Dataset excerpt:
--------------------

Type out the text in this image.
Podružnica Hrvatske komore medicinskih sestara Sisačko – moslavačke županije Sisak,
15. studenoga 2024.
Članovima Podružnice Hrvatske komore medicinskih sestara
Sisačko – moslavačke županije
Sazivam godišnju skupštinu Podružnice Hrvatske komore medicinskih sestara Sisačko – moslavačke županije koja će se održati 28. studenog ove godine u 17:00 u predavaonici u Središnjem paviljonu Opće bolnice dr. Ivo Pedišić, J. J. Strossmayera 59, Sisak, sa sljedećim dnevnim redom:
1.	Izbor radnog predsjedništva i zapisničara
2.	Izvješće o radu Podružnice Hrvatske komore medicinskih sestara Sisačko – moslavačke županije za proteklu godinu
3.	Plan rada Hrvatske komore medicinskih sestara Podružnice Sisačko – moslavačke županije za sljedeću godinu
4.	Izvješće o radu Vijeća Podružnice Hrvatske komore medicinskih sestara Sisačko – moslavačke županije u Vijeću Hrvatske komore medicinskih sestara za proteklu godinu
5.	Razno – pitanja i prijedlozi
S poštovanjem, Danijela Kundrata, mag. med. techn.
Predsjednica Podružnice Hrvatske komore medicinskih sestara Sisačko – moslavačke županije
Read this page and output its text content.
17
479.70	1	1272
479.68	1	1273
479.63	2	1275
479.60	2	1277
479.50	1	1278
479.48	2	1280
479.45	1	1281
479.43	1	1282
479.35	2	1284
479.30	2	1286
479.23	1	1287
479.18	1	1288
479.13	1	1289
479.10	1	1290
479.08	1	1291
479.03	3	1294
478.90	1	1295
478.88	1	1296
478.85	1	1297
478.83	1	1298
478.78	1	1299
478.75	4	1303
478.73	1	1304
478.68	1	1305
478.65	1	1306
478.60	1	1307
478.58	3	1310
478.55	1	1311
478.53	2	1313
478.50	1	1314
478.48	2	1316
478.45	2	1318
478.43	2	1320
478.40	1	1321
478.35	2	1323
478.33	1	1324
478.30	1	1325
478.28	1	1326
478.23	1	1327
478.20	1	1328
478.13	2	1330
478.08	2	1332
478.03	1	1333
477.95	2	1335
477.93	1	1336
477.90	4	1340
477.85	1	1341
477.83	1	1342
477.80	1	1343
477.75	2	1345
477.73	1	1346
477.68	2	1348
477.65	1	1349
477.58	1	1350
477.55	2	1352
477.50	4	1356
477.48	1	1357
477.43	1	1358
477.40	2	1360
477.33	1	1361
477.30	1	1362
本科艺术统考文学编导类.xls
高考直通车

--------------------

**Directive**
Output only the lines from the one holding "Read this page and output its text content." through the last line above, exactly as they appear.

**The output**
Read this page and output its text content.
17
479.70	1	1272
479.68	1	1273
479.63	2	1275
479.60	2	1277
479.50	1	1278
479.48	2	1280
479.45	1	1281
479.43	1	1282
479.35	2	1284
479.30	2	1286
479.23	1	1287
479.18	1	1288
479.13	1	1289
479.10	1	1290
479.08	1	1291
479.03	3	1294
478.90	1	1295
478.88	1	1296
478.85	1	1297
478.83	1	1298
478.78	1	1299
478.75	4	1303
478.73	1	1304
478.68	1	1305
478.65	1	1306
478.60	1	1307
478.58	3	1310
478.55	1	1311
478.53	2	1313
478.50	1	1314
478.48	2	1316
478.45	2	1318
478.43	2	1320
478.40	1	1321
478.35	2	1323
478.33	1	1324
478.30	1	1325
478.28	1	1326
478.23	1	1327
478.20	1	1328
478.13	2	1330
478.08	2	1332
478.03	1	1333
477.95	2	1335
477.93	1	1336
477.90	4	1340
477.85	1	1341
477.83	1	1342
477.80	1	1343
477.75	2	1345
477.73	1	1346
477.68	2	1348
477.65	1	1349
477.58	1	1350
477.55	2	1352
477.50	4	1356
477.48	1	1357
477.43	1	1358
477.40	2	1360
477.33	1	1361
477.30	1	1362
本科艺术统考文学编导类.xls
高考直通车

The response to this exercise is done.